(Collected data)
>>>

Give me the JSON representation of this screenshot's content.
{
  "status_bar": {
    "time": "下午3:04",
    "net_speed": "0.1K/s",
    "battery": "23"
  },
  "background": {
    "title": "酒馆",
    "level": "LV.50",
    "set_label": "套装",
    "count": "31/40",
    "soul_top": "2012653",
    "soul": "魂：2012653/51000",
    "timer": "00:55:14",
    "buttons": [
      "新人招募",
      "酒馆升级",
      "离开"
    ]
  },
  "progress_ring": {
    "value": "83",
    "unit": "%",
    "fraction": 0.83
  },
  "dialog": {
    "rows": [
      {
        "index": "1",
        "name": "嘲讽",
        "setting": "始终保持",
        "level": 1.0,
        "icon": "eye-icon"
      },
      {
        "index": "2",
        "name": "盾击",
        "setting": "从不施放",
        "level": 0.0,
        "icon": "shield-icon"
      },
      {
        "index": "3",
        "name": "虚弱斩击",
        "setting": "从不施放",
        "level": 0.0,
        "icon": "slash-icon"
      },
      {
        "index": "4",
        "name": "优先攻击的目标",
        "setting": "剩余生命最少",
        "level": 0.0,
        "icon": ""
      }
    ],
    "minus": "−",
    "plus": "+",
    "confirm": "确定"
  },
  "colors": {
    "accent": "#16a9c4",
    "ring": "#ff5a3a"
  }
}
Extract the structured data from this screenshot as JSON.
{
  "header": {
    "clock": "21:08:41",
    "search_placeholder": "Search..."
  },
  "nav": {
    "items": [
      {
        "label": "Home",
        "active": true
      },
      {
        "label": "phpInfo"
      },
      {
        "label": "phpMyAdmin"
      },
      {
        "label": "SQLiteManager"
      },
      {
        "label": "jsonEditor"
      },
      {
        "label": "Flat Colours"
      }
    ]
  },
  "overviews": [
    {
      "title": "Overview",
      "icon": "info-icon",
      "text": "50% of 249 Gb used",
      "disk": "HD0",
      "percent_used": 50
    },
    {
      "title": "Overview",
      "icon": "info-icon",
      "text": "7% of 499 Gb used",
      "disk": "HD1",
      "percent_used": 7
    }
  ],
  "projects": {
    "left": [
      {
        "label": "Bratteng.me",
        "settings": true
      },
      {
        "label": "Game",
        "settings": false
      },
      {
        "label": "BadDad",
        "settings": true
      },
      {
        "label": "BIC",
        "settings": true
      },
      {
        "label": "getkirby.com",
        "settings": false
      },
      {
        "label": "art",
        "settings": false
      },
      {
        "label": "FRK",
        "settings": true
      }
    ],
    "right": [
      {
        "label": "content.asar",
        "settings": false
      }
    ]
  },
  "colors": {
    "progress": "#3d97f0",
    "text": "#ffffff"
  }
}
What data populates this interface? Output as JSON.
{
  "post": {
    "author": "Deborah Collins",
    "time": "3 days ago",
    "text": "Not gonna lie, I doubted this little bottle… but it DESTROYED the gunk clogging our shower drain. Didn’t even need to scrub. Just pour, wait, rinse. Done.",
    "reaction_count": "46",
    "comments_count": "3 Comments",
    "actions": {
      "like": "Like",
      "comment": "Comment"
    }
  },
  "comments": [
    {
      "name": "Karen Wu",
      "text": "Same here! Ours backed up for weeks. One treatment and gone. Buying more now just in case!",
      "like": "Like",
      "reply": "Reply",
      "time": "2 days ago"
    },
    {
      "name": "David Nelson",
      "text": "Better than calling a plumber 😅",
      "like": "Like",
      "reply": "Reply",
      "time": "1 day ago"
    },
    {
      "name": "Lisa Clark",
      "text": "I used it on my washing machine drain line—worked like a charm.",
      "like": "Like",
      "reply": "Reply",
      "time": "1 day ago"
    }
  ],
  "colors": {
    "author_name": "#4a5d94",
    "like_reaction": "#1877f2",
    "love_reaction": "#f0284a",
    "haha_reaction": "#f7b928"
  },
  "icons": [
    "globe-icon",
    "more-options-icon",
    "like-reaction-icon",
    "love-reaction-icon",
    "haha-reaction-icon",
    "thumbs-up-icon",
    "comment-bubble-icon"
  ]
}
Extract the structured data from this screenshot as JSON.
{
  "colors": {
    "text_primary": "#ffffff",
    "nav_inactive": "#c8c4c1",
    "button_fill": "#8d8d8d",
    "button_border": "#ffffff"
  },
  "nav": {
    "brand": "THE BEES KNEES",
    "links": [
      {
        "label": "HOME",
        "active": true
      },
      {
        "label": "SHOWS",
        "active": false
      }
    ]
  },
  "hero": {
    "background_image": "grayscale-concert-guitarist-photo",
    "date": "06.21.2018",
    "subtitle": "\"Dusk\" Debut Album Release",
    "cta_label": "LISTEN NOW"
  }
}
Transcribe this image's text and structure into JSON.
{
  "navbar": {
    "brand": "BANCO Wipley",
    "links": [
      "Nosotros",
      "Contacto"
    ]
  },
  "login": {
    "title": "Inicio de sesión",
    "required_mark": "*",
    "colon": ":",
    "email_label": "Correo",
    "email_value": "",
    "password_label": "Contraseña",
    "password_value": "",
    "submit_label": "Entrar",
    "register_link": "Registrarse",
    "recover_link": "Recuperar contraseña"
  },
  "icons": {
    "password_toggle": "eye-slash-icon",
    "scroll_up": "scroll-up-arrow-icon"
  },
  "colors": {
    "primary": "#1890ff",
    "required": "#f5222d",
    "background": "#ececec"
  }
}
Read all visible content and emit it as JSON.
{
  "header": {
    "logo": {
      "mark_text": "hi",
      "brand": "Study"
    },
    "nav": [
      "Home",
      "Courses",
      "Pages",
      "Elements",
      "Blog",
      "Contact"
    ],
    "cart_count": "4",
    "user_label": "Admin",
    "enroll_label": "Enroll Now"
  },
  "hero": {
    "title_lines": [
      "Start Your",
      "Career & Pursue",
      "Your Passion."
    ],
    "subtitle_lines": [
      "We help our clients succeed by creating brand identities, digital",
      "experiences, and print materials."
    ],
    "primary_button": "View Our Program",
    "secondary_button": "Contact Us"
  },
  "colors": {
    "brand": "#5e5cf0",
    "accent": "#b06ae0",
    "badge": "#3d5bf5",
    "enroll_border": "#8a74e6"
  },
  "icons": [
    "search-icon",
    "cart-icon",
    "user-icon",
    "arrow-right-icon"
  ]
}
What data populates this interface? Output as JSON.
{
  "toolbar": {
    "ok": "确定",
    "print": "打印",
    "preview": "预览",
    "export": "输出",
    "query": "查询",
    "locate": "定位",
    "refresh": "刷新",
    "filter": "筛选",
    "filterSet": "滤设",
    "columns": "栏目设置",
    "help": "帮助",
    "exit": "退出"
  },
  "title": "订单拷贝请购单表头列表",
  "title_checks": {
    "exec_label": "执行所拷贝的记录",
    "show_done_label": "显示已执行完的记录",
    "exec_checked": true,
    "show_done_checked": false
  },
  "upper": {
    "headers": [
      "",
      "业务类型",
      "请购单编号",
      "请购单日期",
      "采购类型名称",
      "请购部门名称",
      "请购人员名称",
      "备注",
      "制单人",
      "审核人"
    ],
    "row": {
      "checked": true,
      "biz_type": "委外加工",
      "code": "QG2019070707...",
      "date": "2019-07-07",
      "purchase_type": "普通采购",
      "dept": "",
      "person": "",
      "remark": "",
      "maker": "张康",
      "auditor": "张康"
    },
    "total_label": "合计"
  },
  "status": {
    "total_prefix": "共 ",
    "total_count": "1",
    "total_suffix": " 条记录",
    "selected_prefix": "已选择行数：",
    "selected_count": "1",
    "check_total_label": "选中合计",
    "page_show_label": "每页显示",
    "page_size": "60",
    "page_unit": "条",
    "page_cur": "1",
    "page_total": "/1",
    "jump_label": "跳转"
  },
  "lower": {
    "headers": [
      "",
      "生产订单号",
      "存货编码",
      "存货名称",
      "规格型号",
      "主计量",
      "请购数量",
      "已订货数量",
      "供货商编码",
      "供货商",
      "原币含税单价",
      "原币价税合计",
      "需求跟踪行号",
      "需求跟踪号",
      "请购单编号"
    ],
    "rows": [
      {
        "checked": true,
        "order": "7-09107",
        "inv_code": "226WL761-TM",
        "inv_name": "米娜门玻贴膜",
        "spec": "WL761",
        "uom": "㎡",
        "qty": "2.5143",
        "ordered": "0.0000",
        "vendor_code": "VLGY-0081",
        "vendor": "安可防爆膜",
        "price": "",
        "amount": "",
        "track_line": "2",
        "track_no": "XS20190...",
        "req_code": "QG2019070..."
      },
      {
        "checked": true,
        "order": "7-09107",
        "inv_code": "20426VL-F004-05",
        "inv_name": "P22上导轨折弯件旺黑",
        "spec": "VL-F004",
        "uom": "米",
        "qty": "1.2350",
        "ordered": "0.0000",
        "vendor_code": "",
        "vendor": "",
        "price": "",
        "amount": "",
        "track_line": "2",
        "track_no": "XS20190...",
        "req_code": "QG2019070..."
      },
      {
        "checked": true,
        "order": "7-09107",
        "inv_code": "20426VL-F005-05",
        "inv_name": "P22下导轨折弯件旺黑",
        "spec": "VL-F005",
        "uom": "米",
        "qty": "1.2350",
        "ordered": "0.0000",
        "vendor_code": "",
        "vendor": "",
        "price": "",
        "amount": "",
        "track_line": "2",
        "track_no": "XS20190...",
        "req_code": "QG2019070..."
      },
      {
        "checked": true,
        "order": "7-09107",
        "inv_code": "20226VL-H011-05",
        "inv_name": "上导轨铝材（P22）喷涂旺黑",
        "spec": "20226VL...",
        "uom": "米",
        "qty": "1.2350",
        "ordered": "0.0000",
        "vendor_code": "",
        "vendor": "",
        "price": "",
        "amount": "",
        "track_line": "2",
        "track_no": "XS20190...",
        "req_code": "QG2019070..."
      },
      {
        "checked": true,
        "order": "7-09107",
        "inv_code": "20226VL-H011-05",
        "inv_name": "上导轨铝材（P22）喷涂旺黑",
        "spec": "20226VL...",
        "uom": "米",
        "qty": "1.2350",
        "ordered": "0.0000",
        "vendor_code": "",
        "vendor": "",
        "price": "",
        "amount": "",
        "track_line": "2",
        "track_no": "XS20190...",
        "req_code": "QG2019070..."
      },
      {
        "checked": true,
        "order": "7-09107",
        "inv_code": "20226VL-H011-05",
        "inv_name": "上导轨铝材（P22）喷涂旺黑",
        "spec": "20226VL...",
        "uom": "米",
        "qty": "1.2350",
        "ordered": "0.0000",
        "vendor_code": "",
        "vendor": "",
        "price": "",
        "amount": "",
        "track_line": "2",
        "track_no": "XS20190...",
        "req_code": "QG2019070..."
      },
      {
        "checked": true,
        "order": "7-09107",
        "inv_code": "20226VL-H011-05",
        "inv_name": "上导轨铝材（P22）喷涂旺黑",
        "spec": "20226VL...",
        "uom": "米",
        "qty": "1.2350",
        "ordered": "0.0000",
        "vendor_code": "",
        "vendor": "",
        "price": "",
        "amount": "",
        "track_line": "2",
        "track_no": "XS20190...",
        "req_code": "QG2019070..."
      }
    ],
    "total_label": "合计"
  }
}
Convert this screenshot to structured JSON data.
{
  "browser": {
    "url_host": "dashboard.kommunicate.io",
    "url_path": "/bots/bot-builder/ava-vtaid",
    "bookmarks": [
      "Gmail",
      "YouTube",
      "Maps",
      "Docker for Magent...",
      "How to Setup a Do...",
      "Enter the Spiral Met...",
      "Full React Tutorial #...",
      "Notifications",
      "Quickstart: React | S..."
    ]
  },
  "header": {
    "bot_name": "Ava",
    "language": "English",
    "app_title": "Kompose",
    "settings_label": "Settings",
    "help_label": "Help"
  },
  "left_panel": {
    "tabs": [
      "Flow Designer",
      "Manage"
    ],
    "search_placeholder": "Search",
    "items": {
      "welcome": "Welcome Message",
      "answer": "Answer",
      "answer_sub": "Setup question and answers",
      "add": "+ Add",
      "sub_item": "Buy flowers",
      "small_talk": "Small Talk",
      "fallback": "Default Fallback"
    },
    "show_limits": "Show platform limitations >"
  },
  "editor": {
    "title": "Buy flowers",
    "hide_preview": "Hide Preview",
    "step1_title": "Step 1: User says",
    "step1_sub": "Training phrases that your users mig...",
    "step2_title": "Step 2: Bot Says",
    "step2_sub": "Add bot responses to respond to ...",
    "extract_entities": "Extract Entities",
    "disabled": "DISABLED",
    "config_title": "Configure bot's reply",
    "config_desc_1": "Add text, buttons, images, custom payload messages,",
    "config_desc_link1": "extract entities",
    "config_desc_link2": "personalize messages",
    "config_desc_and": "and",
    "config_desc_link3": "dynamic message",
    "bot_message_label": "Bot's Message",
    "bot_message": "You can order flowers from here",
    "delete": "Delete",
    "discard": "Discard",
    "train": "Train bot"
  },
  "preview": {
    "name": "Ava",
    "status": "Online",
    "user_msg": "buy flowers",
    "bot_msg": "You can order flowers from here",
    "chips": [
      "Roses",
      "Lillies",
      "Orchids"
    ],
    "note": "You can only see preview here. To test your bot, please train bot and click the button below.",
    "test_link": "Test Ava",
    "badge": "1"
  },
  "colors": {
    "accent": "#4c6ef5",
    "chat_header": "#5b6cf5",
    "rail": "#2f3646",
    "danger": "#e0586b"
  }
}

<<<

= PROBLEM DESCRIPTION =
Collect every line with the string "brand" from the records, and copy each.

= RESPONSE TO THE TASK =
    "brand": "THE BEES KNEES",
    "brand": "BANCO Wipley",
      "brand": "Study"
      "We help our clients succeed by creating brand identities, digital",
    "brand": "#5e5cf0",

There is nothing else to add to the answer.